#### DATA SUPPLIED ####

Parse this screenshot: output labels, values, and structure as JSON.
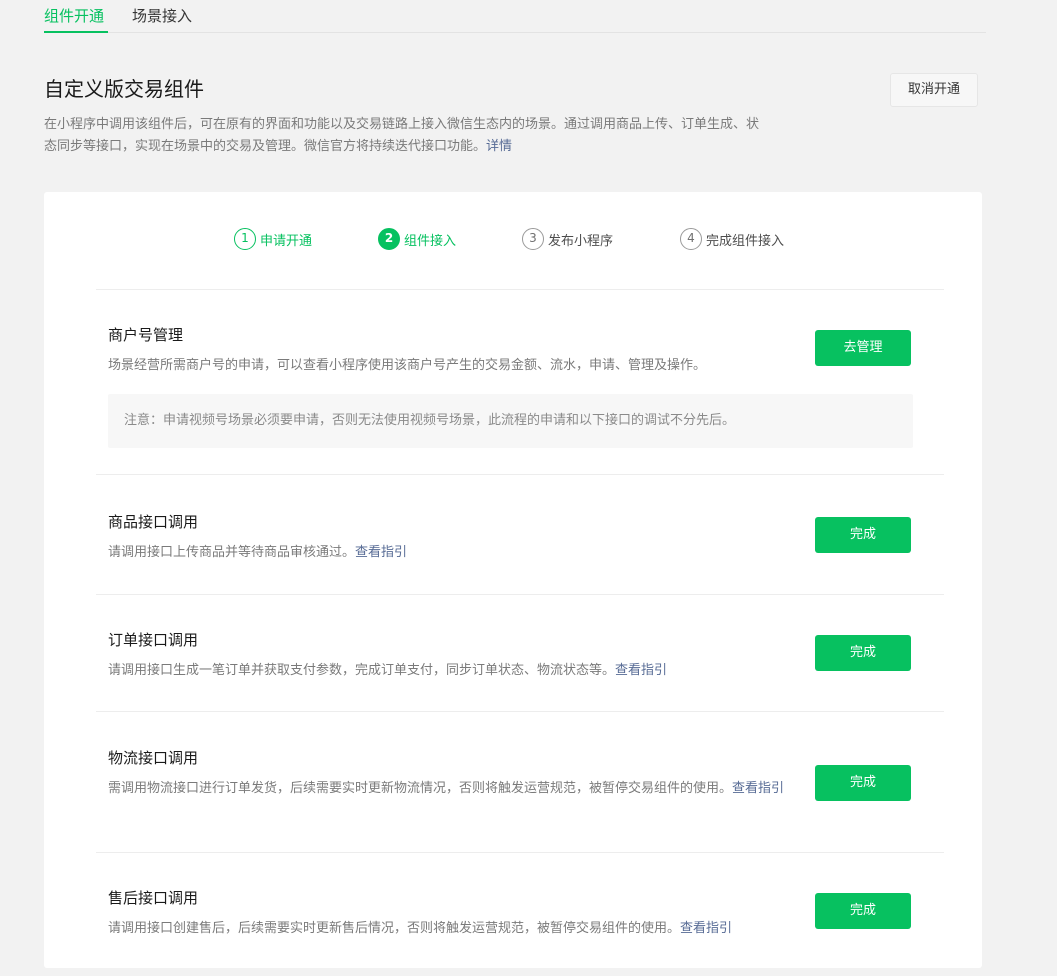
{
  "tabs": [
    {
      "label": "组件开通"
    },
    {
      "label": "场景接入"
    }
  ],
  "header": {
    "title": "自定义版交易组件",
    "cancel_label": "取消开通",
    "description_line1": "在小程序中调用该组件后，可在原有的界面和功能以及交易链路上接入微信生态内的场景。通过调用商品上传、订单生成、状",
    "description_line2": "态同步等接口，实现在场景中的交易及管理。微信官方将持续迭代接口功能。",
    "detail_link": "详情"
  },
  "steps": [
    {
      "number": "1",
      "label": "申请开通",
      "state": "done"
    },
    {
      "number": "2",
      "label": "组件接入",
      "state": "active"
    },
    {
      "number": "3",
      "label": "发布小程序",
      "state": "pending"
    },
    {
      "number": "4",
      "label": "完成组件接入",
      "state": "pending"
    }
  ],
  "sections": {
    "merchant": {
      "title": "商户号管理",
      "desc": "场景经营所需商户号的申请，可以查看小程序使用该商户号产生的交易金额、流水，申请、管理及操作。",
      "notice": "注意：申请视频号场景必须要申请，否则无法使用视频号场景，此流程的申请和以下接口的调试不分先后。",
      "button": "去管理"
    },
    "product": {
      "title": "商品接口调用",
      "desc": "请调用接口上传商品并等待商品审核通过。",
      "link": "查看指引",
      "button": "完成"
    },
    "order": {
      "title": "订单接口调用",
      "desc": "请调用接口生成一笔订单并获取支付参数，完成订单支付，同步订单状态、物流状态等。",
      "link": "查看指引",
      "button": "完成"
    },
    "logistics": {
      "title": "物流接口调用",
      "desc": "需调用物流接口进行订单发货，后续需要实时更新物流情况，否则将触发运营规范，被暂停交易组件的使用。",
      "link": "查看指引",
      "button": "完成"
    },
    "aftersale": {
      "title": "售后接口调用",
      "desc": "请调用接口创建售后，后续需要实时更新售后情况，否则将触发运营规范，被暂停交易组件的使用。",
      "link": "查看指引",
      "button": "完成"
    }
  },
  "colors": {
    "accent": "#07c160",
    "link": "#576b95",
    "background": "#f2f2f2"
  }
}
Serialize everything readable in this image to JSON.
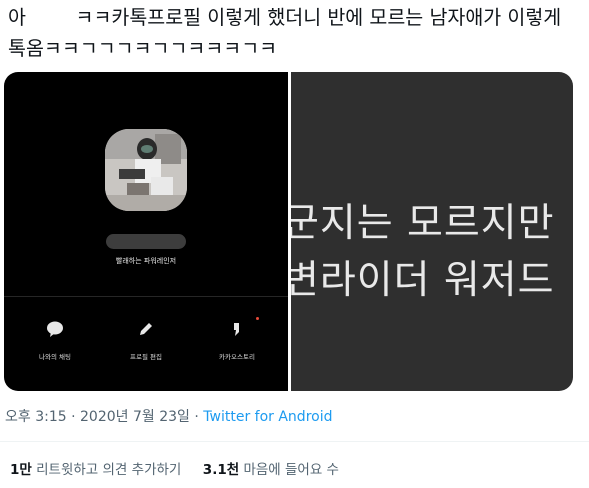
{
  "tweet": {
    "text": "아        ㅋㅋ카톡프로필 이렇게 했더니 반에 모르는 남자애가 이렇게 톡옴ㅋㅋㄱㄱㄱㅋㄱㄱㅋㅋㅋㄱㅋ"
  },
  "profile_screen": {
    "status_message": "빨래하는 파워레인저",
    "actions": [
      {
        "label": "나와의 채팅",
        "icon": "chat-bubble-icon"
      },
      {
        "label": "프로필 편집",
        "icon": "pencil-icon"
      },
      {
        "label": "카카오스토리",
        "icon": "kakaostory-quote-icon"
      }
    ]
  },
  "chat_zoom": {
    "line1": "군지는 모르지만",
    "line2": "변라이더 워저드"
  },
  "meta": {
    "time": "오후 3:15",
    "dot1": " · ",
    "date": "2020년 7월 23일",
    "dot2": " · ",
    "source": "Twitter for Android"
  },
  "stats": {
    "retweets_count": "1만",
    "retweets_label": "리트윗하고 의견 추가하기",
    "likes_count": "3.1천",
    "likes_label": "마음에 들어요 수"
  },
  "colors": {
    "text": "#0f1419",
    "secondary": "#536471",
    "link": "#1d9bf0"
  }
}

####

§ YOUR TASK: Every record above should be transcribed exactly; the pictures stay out of the copy.

§ FULL ANSWER:
Parse this screenshot: output labels, values, and structure as JSON.
{
  "tabs": [
    {
      "label": "组件开通"
    },
    {
      "label": "场景接入"
    }
  ],
  "header": {
    "title": "自定义版交易组件",
    "cancel_label": "取消开通",
    "description_line1": "在小程序中调用该组件后，可在原有的界面和功能以及交易链路上接入微信生态内的场景。通过调用商品上传、订单生成、状",
    "description_line2": "态同步等接口，实现在场景中的交易及管理。微信官方将持续迭代接口功能。",
    "detail_link": "详情"
  },
  "steps": [
    {
      "number": "1",
      "label": "申请开通",
      "state": "done"
    },
    {
      "number": "2",
      "label": "组件接入",
      "state": "active"
    },
    {
      "number": "3",
      "label": "发布小程序",
      "state": "pending"
    },
    {
      "number": "4",
      "label": "完成组件接入",
      "state": "pending"
    }
  ],
  "sections": {
    "merchant": {
      "title": "商户号管理",
      "desc": "场景经营所需商户号的申请，可以查看小程序使用该商户号产生的交易金额、流水，申请、管理及操作。",
      "notice": "注意：申请视频号场景必须要申请，否则无法使用视频号场景，此流程的申请和以下接口的调试不分先后。",
      "button": "去管理"
    },
    "product": {
      "title": "商品接口调用",
      "desc": "请调用接口上传商品并等待商品审核通过。",
      "link": "查看指引",
      "button": "完成"
    },
    "order": {
      "title": "订单接口调用",
      "desc": "请调用接口生成一笔订单并获取支付参数，完成订单支付，同步订单状态、物流状态等。",
      "link": "查看指引",
      "button": "完成"
    },
    "logistics": {
      "title": "物流接口调用",
      "desc": "需调用物流接口进行订单发货，后续需要实时更新物流情况，否则将触发运营规范，被暂停交易组件的使用。",
      "link": "查看指引",
      "button": "完成"
    },
    "aftersale": {
      "title": "售后接口调用",
      "desc": "请调用接口创建售后，后续需要实时更新售后情况，否则将触发运营规范，被暂停交易组件的使用。",
      "link": "查看指引",
      "button": "完成"
    }
  },
  "colors": {
    "accent": "#07c160",
    "link": "#576b95",
    "background": "#f2f2f2"
  }
}
Serialize everything readable in this image to JSON.
{
  "tweet": {
    "text": "아        ㅋㅋ카톡프로필 이렇게 했더니 반에 모르는 남자애가 이렇게 톡옴ㅋㅋㄱㄱㄱㅋㄱㄱㅋㅋㅋㄱㅋ"
  },
  "profile_screen": {
    "status_message": "빨래하는 파워레인저",
    "actions": [
      {
        "label": "나와의 채팅",
        "icon": "chat-bubble-icon"
      },
      {
        "label": "프로필 편집",
        "icon": "pencil-icon"
      },
      {
        "label": "카카오스토리",
        "icon": "kakaostory-quote-icon"
      }
    ]
  },
  "chat_zoom": {
    "line1": "군지는 모르지만",
    "line2": "변라이더 워저드"
  },
  "meta": {
    "time": "오후 3:15",
    "dot1": " · ",
    "date": "2020년 7월 23일",
    "dot2": " · ",
    "source": "Twitter for Android"
  },
  "stats": {
    "retweets_count": "1만",
    "retweets_label": "리트윗하고 의견 추가하기",
    "likes_count": "3.1천",
    "likes_label": "마음에 들어요 수"
  },
  "colors": {
    "text": "#0f1419",
    "secondary": "#536471",
    "link": "#1d9bf0"
  }
}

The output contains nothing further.